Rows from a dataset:
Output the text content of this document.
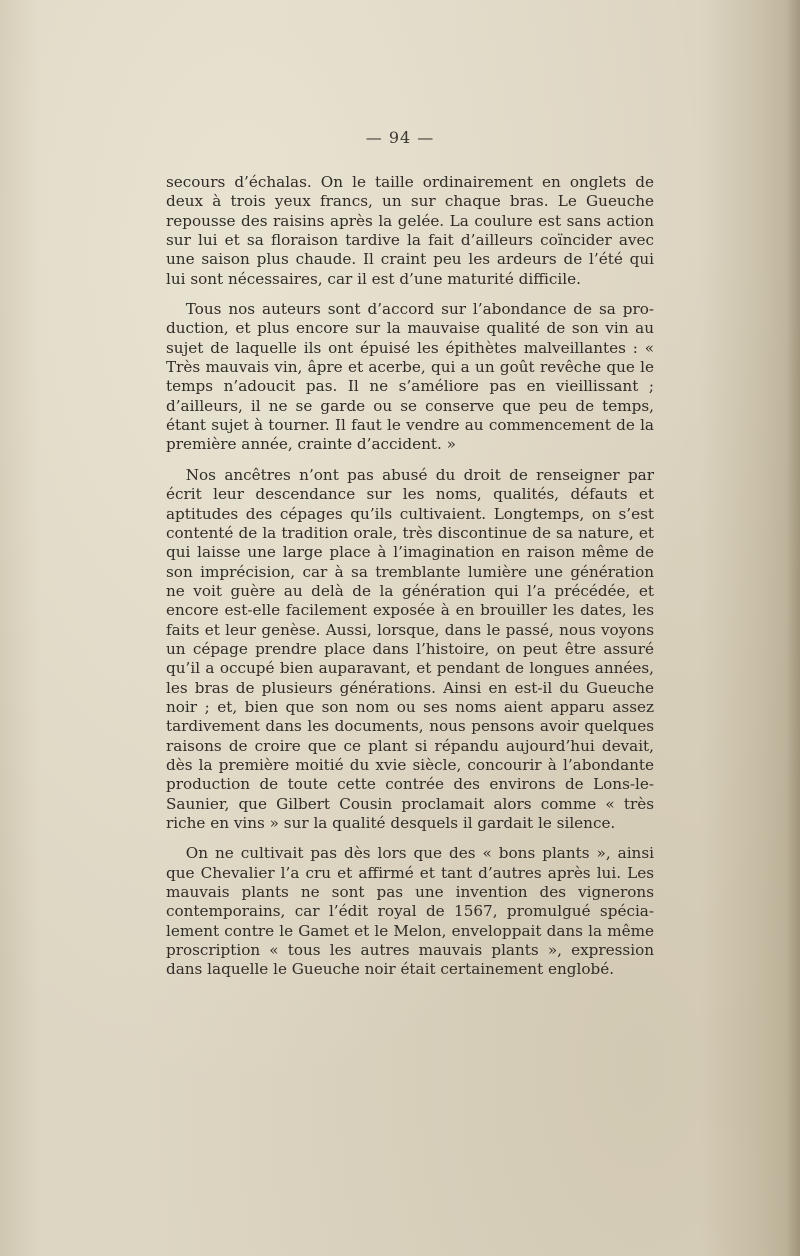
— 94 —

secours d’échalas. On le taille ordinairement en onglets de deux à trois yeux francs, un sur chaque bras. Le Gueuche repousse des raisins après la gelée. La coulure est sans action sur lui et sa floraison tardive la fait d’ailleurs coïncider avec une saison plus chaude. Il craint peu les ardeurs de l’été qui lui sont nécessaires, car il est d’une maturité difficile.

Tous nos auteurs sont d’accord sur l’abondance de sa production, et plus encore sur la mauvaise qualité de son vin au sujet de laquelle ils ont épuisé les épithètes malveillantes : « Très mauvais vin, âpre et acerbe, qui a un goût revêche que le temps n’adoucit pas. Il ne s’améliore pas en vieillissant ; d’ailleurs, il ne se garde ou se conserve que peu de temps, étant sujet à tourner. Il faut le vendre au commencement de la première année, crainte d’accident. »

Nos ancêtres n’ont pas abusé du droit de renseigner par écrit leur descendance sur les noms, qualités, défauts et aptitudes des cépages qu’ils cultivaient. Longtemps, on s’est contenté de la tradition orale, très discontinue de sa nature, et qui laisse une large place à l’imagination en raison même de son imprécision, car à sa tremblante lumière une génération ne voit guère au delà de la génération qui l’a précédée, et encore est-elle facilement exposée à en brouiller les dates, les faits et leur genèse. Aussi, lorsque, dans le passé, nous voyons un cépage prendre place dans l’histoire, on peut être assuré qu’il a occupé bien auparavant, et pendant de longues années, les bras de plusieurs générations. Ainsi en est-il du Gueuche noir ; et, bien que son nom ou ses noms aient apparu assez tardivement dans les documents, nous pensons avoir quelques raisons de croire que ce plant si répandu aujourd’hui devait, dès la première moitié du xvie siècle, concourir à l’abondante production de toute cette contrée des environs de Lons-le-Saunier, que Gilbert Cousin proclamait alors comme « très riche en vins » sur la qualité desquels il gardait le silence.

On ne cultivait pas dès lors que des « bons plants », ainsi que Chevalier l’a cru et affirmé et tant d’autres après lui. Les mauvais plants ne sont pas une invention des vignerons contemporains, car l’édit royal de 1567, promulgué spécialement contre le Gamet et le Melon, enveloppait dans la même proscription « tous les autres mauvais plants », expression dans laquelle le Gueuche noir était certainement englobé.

*What the task requires*. Output all of the data exactly as it stands, minus any images.

*Complete output*.
Output the text content of this document.
— 94 —

secours d’échalas. On le taille ordinairement en onglets de deux à trois yeux francs, un sur chaque bras. Le Gueuche repousse des raisins après la gelée. La coulure est sans action sur lui et sa floraison tardive la fait d’ailleurs coïncider avec une saison plus chaude. Il craint peu les ardeurs de l’été qui lui sont nécessaires, car il est d’une maturité difficile.

Tous nos auteurs sont d’accord sur l’abondance de sa production, et plus encore sur la mauvaise qualité de son vin au sujet de laquelle ils ont épuisé les épithètes malveillantes : « Très mauvais vin, âpre et acerbe, qui a un goût revêche que le temps n’adoucit pas. Il ne s’améliore pas en vieillissant ; d’ailleurs, il ne se garde ou se conserve que peu de temps, étant sujet à tourner. Il faut le vendre au commencement de la première année, crainte d’accident. »

Nos ancêtres n’ont pas abusé du droit de renseigner par écrit leur descendance sur les noms, qualités, défauts et aptitudes des cépages qu’ils cultivaient. Longtemps, on s’est contenté de la tradition orale, très discontinue de sa nature, et qui laisse une large place à l’imagination en raison même de son imprécision, car à sa tremblante lumière une génération ne voit guère au delà de la génération qui l’a précédée, et encore est-elle facilement exposée à en brouiller les dates, les faits et leur genèse. Aussi, lorsque, dans le passé, nous voyons un cépage prendre place dans l’histoire, on peut être assuré qu’il a occupé bien auparavant, et pendant de longues années, les bras de plusieurs générations. Ainsi en est-il du Gueuche noir ; et, bien que son nom ou ses noms aient apparu assez tardivement dans les documents, nous pensons avoir quelques raisons de croire que ce plant si répandu aujourd’hui devait, dès la première moitié du xvie siècle, concourir à l’abondante production de toute cette contrée des environs de Lons-le-Saunier, que Gilbert Cousin proclamait alors comme « très riche en vins » sur la qualité desquels il gardait le silence.

On ne cultivait pas dès lors que des « bons plants », ainsi que Chevalier l’a cru et affirmé et tant d’autres après lui. Les mauvais plants ne sont pas une invention des vignerons contemporains, car l’édit royal de 1567, promulgué spécialement contre le Gamet et le Melon, enveloppait dans la même proscription « tous les autres mauvais plants », expression dans laquelle le Gueuche noir était certainement englobé.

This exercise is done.